**Description of the task**
Pull every line of the entries that has the word "November".

Stored data entries
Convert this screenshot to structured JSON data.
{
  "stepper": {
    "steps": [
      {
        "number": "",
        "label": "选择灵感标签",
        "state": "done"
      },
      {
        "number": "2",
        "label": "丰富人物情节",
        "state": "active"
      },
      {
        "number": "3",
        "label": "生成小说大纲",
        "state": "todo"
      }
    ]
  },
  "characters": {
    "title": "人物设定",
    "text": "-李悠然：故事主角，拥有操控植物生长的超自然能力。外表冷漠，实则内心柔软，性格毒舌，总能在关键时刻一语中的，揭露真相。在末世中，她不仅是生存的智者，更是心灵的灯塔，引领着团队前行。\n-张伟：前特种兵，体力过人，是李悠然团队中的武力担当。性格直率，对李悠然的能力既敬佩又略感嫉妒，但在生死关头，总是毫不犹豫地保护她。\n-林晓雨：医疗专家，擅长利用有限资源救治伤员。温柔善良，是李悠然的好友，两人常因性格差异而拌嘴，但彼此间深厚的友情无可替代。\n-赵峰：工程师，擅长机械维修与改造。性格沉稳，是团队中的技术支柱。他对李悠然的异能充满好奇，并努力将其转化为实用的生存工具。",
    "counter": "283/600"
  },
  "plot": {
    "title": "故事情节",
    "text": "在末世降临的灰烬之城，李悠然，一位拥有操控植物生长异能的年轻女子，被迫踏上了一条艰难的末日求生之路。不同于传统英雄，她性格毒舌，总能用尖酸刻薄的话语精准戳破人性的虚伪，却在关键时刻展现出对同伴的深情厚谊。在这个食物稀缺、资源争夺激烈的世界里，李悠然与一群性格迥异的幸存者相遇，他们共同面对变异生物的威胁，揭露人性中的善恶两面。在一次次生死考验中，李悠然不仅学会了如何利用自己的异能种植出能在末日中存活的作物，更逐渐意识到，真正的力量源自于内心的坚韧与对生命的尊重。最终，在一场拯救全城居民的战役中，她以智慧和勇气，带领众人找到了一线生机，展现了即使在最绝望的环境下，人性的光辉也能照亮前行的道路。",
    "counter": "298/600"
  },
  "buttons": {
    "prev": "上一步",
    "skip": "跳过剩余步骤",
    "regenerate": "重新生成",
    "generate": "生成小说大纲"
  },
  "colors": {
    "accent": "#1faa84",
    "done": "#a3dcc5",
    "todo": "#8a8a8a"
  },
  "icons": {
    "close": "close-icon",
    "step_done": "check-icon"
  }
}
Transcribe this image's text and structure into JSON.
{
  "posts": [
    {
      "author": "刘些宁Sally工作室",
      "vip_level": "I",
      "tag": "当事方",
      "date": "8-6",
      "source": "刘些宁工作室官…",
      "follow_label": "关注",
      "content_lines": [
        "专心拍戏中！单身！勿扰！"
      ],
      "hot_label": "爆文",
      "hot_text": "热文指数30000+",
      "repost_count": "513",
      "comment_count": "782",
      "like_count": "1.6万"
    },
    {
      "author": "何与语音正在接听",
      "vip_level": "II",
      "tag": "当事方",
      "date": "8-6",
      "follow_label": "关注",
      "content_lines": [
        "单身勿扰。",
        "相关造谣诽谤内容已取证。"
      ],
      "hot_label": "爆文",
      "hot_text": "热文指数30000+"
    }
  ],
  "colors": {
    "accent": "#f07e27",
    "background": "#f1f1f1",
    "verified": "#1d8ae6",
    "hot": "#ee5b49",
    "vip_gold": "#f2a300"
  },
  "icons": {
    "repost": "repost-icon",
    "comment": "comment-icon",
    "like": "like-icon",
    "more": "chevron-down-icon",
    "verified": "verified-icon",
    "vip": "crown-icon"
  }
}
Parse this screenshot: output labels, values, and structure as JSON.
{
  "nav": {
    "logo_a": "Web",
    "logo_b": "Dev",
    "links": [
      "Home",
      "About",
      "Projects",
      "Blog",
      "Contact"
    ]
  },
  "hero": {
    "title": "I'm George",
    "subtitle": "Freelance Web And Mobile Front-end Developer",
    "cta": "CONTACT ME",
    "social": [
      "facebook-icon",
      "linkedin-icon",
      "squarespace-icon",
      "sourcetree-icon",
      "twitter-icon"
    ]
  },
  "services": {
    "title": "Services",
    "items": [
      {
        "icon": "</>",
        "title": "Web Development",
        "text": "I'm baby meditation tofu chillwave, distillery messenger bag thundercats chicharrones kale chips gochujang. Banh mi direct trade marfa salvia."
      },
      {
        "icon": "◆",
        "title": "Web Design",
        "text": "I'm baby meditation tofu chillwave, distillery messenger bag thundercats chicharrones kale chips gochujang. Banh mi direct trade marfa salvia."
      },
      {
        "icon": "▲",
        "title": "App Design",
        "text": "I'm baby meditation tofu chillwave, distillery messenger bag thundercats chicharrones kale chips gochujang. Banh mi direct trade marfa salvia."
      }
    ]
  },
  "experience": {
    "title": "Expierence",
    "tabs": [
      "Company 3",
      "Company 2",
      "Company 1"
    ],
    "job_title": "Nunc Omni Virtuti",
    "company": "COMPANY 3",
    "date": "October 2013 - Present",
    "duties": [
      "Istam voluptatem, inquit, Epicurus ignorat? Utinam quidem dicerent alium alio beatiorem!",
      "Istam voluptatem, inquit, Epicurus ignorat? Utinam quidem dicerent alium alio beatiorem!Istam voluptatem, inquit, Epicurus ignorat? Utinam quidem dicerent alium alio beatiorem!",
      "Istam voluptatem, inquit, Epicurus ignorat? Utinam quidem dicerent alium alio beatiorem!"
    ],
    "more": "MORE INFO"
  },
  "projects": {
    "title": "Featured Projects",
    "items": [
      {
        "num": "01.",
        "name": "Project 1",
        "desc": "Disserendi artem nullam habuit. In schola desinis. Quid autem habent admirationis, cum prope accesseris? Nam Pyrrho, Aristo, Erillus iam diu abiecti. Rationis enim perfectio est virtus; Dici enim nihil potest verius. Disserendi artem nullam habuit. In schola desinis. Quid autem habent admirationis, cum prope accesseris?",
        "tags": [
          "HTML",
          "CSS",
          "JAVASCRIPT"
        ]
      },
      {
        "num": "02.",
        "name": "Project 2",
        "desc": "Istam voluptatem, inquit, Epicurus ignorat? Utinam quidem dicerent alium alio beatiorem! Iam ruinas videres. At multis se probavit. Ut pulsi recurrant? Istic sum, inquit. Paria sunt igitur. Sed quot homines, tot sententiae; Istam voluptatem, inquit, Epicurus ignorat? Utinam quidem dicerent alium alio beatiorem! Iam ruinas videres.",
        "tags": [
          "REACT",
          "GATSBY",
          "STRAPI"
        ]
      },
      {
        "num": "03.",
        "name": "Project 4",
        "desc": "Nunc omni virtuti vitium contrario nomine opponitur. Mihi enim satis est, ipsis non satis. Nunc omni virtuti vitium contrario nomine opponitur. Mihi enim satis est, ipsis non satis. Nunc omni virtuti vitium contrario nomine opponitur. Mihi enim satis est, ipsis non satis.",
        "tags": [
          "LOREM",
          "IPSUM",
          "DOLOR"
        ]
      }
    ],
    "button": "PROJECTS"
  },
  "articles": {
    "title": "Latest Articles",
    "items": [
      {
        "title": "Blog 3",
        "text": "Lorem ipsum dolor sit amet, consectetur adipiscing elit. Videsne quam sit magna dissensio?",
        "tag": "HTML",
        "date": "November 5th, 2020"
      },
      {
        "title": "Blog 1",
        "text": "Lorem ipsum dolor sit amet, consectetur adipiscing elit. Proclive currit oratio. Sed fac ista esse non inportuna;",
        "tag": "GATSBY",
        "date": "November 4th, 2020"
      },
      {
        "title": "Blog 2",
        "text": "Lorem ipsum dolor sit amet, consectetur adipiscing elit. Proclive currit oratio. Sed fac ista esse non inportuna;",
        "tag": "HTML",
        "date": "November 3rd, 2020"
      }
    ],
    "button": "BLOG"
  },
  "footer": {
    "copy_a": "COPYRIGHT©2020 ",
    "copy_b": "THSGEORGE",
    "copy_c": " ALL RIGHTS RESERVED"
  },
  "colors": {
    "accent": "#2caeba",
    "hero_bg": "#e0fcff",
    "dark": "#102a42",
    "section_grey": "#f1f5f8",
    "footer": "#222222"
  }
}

**Written response**
        "date": "November 5th, 2020"
        "date": "November 4th, 2020"
        "date": "November 3rd, 2020"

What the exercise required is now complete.